(PROBLEM STATEMENT) Out of the entries that follow, copy each line containing "recyclable".

Bounding box prediction data
+++
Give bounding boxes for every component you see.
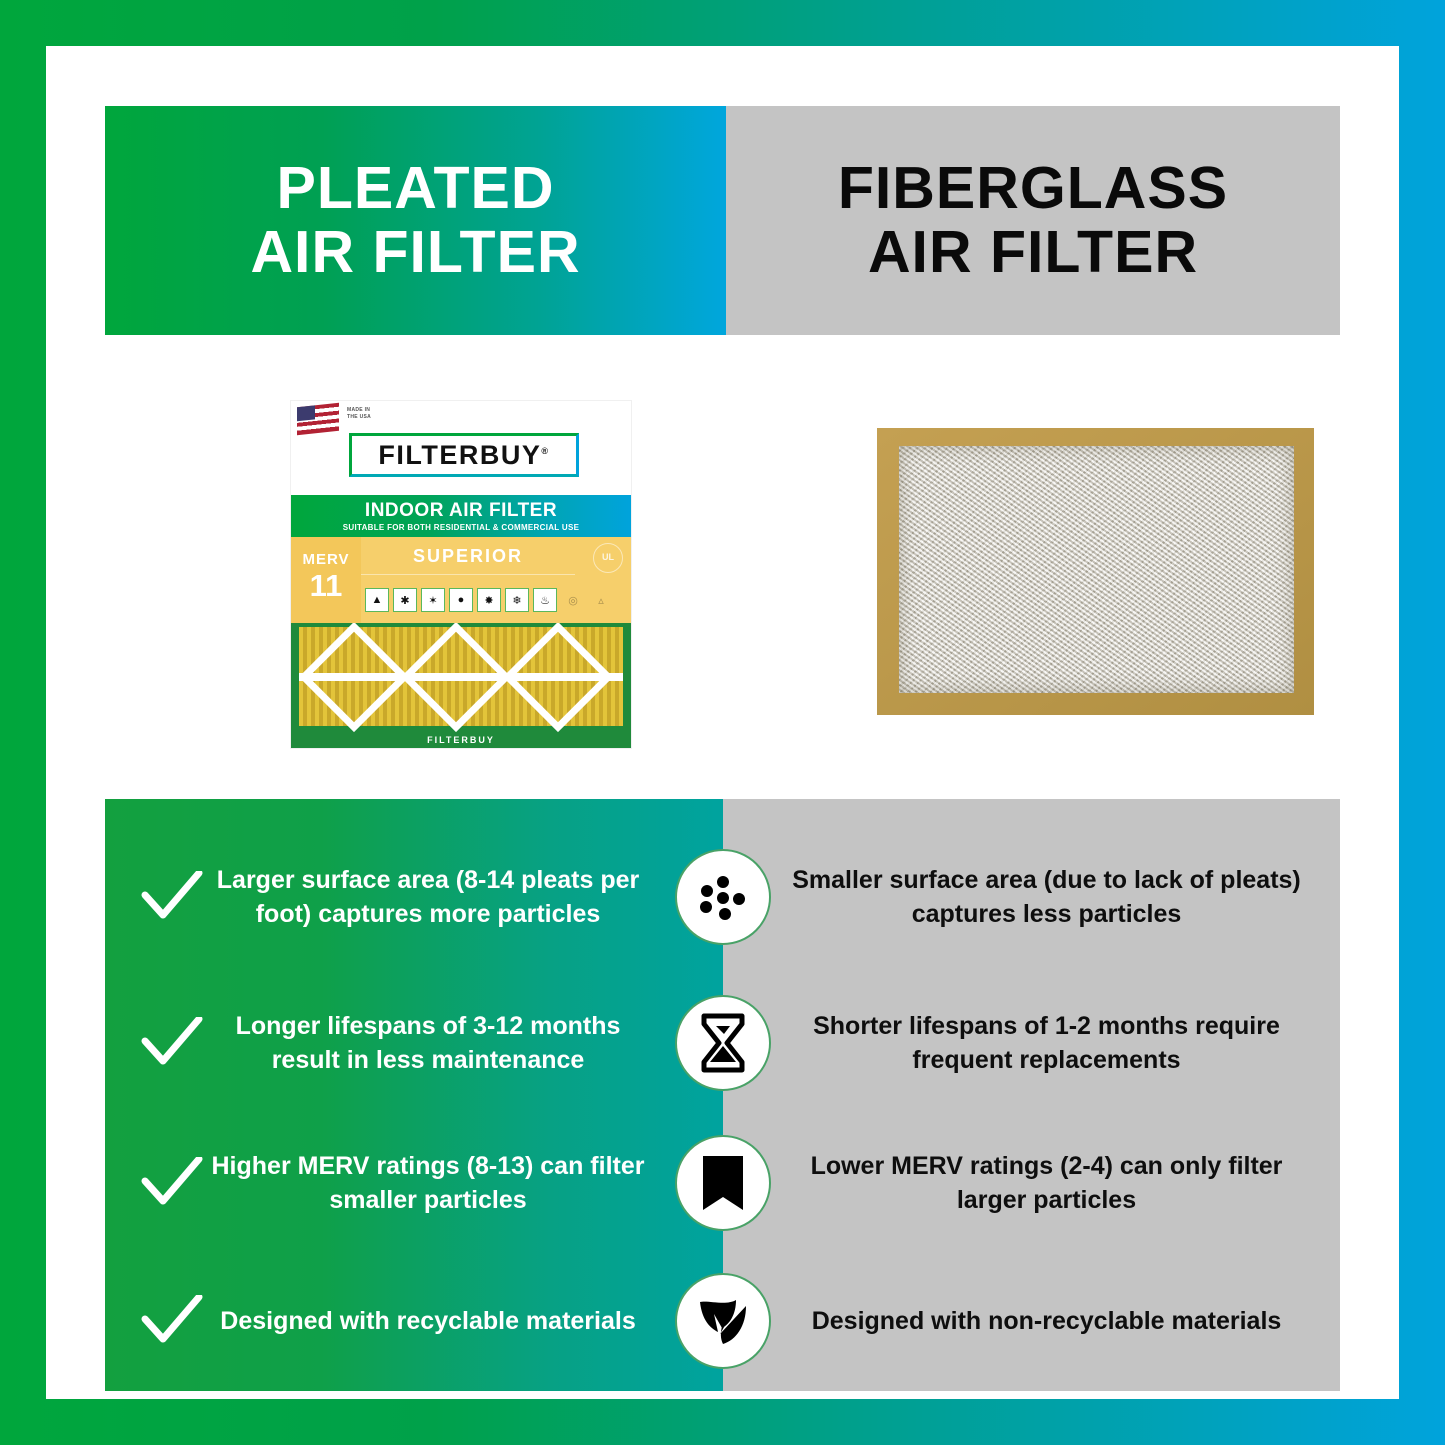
row-icon xyxy=(675,1135,771,1231)
checkmark-icon xyxy=(141,1295,203,1347)
usa-flag-icon xyxy=(297,403,339,435)
row-left-text: Designed with recyclable materials xyxy=(203,1304,653,1338)
hourglass-glyph xyxy=(694,1012,752,1074)
fiberglass-media-texture xyxy=(899,446,1294,693)
leaf-eco-icon xyxy=(675,1273,771,1369)
row-left-text: Larger surface area (8-14 pleats per foo… xyxy=(203,863,653,931)
ul-seal-icon xyxy=(593,543,623,573)
row-left-text: Higher MERV ratings (8-13) can filter sm… xyxy=(203,1149,653,1217)
merv-panel: MERV 11 SUPERIOR ▲ ✱ ✶ ● ✸ ❄ ♨ ◎ ▵ xyxy=(291,537,631,623)
band-title: INDOOR AIR FILTER xyxy=(291,500,631,522)
insect-icon: ✱ xyxy=(393,588,417,612)
dust-icon: ▲ xyxy=(365,588,389,612)
comparison-row: Higher MERV ratings (8-13) can filter sm… xyxy=(105,1119,1340,1247)
made-in-usa-label: MADE INTHE USA xyxy=(347,407,371,420)
support-diamond xyxy=(401,623,511,732)
hourglass-icon xyxy=(675,995,771,1091)
filterbuy-logo-text: FILTERBUY® xyxy=(378,440,549,471)
header-pleated-line1: PLEATED xyxy=(250,157,580,221)
merv-badge: MERV 11 xyxy=(291,537,361,623)
row-icon xyxy=(675,995,771,1091)
faded-icon-1: ◎ xyxy=(561,588,585,612)
comparison-row: Larger surface area (8-14 pleats per foo… xyxy=(105,827,1340,967)
header-pleated-title: PLEATED AIR FILTER xyxy=(250,157,580,284)
row-left-cell: Longer lifespans of 3-12 months result i… xyxy=(105,1009,723,1077)
header-pleated: PLEATED AIR FILTER xyxy=(105,106,726,335)
fiberglass-filter-image xyxy=(877,428,1314,715)
leaf-glyph xyxy=(692,1290,754,1352)
row-left-text: Longer lifespans of 3-12 months result i… xyxy=(203,1009,653,1077)
header-fiberglass-title: FIBERGLASS AIR FILTER xyxy=(838,157,1228,284)
header-fiberglass-line2: AIR FILTER xyxy=(838,221,1228,285)
row-icon xyxy=(675,1273,771,1369)
pleated-media-visual: FILTERBUY xyxy=(291,623,631,748)
faded-icon-2: ▵ xyxy=(589,588,613,612)
header-pleated-line2: AIR FILTER xyxy=(250,221,580,285)
ribbon-bookmark-icon xyxy=(675,1135,771,1231)
row-right-text: Designed with non-recyclable materials xyxy=(723,1304,1340,1338)
smoke-icon: ♨ xyxy=(533,588,557,612)
comparison-panel: Larger surface area (8-14 pleats per foo… xyxy=(105,799,1340,1391)
indoor-air-filter-band: INDOOR AIR FILTER SUITABLE FOR BOTH RESI… xyxy=(291,495,631,537)
box-top-white-area: MADE INTHE USA FILTERBUY® xyxy=(291,401,631,505)
checkmark-icon xyxy=(141,1017,203,1069)
support-diamond xyxy=(299,623,409,732)
particles-icon xyxy=(675,849,771,945)
row-right-text: Smaller surface area (due to lack of ple… xyxy=(723,863,1340,931)
merv-value: 11 xyxy=(291,570,361,601)
box-footer-brand: FILTERBUY xyxy=(291,735,631,745)
pollen-icon: ✶ xyxy=(421,588,445,612)
header-row: PLEATED AIR FILTER FIBERGLASS AIR FILTER xyxy=(105,106,1340,335)
feature-icon-row: ▲ ✱ ✶ ● ✸ ❄ ♨ ◎ ▵ xyxy=(365,581,627,619)
checkmark-icon xyxy=(141,871,203,923)
row-left-cell: Designed with recyclable materials xyxy=(105,1295,723,1347)
merv-label: MERV xyxy=(291,551,361,568)
infographic-canvas: PLEATED AIR FILTER FIBERGLASS AIR FILTER… xyxy=(46,46,1399,1399)
particles-glyph xyxy=(692,866,754,928)
row-icon xyxy=(675,849,771,945)
bookmark-glyph xyxy=(697,1153,749,1213)
support-diamond xyxy=(503,623,613,732)
comparison-row: Longer lifespans of 3-12 months result i… xyxy=(105,979,1340,1107)
support-grid xyxy=(299,627,623,726)
checkmark-icon xyxy=(141,1157,203,1209)
row-right-text: Lower MERV ratings (2-4) can only filter… xyxy=(723,1149,1340,1217)
header-fiberglass: FIBERGLASS AIR FILTER xyxy=(726,106,1340,335)
comparison-rows: Larger surface area (8-14 pleats per foo… xyxy=(105,799,1340,1391)
product-images-row: MADE INTHE USA FILTERBUY® INDOOR AIR FIL… xyxy=(105,335,1340,799)
band-subtitle: SUITABLE FOR BOTH RESIDENTIAL & COMMERCI… xyxy=(291,523,631,532)
row-left-cell: Higher MERV ratings (8-13) can filter sm… xyxy=(105,1149,723,1217)
row-right-text: Shorter lifespans of 1-2 months require … xyxy=(723,1009,1340,1077)
grade-label: SUPERIOR xyxy=(361,539,575,575)
mold-icon: ● xyxy=(449,588,473,612)
header-fiberglass-line1: FIBERGLASS xyxy=(838,157,1228,221)
filterbuy-product-box: MADE INTHE USA FILTERBUY® INDOOR AIR FIL… xyxy=(291,401,631,748)
registered-mark: ® xyxy=(541,446,549,456)
filterbuy-logo: FILTERBUY® xyxy=(349,433,579,477)
comparison-row: Designed with recyclable materials Desig… xyxy=(105,1257,1340,1385)
pet-dander-icon: ❄ xyxy=(505,588,529,612)
row-left-cell: Larger surface area (8-14 pleats per foo… xyxy=(105,863,723,931)
bacteria-icon: ✸ xyxy=(477,588,501,612)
+++
(WRITTEN RESPONSE)
row-left-text: Designed with recyclable materials xyxy=(203,1304,653,1338)
row-right-text: Designed with non-recyclable materials xyxy=(723,1304,1340,1338)
row-left-cell: Designed with recyclable materials xyxy=(105,1295,723,1347)
comparison-row: Designed with recyclable materials Desig… xyxy=(105,1257,1340,1385)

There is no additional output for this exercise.